Puritan Board Sophomore
I have been reading The Presbyterian Churches by James Moffatt.

Within it he traces the various splinter groups of presbyterianism.

While I was reading/thinking the question/thought came to me.

The early reformers believed

1) Rome had become a false church

If I understand this aright, this enabled them to justify the presence of theri new denomination (presbyterianism).

However- many of the presbyterian splinter groups have split over other matters (and I don't think they would all see themselves as the one true church, or perhaps they do?).

I guess my question is, have many presbyterian (and non presbyyterian) protestant churches made themselves sects by seperating themselves from their brethren over doctrinal and ecclesiastical issues?

For Context (James Moffatt The Presbyterian Churches)

"An old highlander, when his minister was speaking to him about the church, " exclaimed, "Eaglais! chan'eil ach bleighdean de dh'Eaglais againn" (Church" we only have splinters of a church). The significance of the old man's exclamation will be appreciated when we consider that, in a sparcely populated parish, he had before his eyes the sad spectacle of four different presbyterian churches, whose members could not unite in partaking together of what each believed to be the great sacrament of Christian fellowship".
 
I am going to think and ponder on this..very good question

Jon,

I am going to think and ponder on this. I think you pose a very worthwhile question. I will also pray.

I initially think that any Presbyterian church which adheres to the 5 solas of the Protestant Reformation, the Protestant doctrine of Justification and the Reformed Confessions either Westminster Confession of faith , or /and the 3 forms of Unity and also the London Baptist Coinfession and the catechisms of the Presbyterian church, long and short are authentic Presbyterian congregations and not schismatic; if following in the light of the Reformers who broke from the utter corruptions of Roman Catholicism and papist teachings which transcend and run contrary to the Gospels.

I think a congregation that professes the following basic beliefs are not schismatic with the Reformed faith and the Presbyterian fold and Presbyterianism.

If they can say the following they are in my mind Presbyterian and true Reformed Protestants:

I believe in the God of the Bible
I believe that the bible is the inspired word of God
I believe God is trinity, one God in three persons
I believe Jesus Christ is very God of very God
I believe that the Christ has come in the flesh
I believe in the resurrection of the dead
I believe in eternal judgment

I believe in a heaven and a hell and that all who are elected by the saving grace of God and accept Jesus Christ as their Redeemer and thus are born again in Jesus Christ as believers of His Gospel and live the life of evangelizing his good news will be with his Father in Gods Kingdom of Heaven for all eternity.

I believe in justification by faith alone.

# GOAL 1
In the forum post, list each one-line belief statement that comes after "If they can say the following" and before the longer statement about heaven and hell.
# GOAL 2
Reproduce the stretch of the forum post from "Within it he" through "perhaps they do?).".
You won't need the rows for anything here.

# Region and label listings
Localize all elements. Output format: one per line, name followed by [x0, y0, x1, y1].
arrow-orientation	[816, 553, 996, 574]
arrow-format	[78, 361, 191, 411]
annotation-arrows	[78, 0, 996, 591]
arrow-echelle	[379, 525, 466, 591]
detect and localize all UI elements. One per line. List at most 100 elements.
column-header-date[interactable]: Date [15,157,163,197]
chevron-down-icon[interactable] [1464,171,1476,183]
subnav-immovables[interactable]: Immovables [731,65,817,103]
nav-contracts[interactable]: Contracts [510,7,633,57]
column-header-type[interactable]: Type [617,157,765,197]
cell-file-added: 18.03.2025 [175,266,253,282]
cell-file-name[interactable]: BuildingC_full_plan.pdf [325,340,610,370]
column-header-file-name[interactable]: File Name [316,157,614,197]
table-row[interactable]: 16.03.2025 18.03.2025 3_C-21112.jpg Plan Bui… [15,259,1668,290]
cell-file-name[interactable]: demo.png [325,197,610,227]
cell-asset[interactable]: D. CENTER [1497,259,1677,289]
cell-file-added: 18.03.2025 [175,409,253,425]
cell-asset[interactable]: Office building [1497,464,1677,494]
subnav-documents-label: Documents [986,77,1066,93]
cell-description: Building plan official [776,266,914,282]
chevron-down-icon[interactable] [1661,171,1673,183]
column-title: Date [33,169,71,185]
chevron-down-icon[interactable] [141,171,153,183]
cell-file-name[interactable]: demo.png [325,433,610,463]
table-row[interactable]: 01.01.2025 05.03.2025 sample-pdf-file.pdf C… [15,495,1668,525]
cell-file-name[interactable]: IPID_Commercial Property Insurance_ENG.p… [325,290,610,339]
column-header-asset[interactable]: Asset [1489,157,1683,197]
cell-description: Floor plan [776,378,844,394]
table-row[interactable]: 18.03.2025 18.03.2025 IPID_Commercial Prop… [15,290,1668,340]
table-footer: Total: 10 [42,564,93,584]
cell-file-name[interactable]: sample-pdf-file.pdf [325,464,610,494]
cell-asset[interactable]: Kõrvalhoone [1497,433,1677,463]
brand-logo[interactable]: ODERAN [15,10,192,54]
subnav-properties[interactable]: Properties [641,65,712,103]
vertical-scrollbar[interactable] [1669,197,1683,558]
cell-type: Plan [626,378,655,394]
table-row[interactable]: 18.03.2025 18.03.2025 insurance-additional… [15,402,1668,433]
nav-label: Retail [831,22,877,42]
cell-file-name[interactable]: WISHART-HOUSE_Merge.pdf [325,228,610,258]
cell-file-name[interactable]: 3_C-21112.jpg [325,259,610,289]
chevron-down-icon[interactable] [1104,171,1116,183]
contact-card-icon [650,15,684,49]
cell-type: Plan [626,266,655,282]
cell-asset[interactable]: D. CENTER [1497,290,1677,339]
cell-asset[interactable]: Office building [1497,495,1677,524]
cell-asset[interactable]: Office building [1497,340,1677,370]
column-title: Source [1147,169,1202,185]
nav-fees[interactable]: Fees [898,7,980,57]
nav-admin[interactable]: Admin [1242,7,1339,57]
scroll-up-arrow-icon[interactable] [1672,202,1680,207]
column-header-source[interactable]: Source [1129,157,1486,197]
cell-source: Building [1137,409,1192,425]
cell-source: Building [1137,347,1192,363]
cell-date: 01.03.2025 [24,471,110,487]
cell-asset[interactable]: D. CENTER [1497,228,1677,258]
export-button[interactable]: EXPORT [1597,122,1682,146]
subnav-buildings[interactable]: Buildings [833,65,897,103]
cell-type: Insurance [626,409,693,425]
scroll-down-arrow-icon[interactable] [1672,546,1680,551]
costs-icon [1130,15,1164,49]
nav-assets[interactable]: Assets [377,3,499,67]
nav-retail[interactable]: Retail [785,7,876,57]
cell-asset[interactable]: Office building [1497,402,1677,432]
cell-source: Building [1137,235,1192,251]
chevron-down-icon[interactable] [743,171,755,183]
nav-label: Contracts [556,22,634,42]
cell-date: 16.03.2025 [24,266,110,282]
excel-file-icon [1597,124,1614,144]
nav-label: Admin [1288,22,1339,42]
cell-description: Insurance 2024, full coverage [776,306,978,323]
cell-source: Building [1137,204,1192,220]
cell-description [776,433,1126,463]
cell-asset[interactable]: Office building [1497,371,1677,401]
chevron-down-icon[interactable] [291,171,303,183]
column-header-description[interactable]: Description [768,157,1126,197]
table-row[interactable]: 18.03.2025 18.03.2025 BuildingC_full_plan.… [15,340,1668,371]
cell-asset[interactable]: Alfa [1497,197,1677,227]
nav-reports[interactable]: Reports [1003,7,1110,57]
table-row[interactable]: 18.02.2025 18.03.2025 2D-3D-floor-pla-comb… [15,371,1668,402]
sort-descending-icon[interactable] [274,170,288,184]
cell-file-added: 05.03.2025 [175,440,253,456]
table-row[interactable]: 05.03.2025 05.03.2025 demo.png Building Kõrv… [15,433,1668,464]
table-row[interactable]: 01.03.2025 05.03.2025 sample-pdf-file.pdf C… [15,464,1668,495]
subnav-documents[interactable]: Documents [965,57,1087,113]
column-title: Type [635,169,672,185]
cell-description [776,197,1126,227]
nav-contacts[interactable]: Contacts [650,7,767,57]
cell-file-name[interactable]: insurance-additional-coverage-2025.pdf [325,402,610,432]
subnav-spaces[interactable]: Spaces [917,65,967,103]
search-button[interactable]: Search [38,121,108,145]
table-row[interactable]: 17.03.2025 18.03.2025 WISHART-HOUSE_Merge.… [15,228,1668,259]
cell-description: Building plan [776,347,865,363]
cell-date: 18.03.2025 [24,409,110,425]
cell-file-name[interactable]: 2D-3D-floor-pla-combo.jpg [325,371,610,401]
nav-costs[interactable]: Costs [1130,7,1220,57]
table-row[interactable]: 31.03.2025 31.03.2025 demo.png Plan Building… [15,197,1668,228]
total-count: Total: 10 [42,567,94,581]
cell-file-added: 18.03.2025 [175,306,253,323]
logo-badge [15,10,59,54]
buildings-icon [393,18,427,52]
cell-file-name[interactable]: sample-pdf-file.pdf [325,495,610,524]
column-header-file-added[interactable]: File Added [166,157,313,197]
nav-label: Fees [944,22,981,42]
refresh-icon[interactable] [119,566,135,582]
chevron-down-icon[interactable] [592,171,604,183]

# FULL SOLUTION 1
I believe in the God of the Bible
I believe that the bible is the inspired word of God
I believe God is trinity, one God in three persons
I believe Jesus Christ is very God of very God
I believe that the Christ has come in the flesh
I believe in the resurrection of the dead
I believe in eternal judgment

# FULL SOLUTION 2
Within it he traces the various splinter groups of presbyterianism.

While I was reading/thinking the question/thought came to me.

The early reformers believed

1) Rome had become a false church

If I understand this aright, this enabled them to justify the presence of theri new denomination (presbyterianism).

However- many of the presbyterian splinter groups have split over other matters (and I don't think they would all see themselves as the one true church, or perhaps they do?).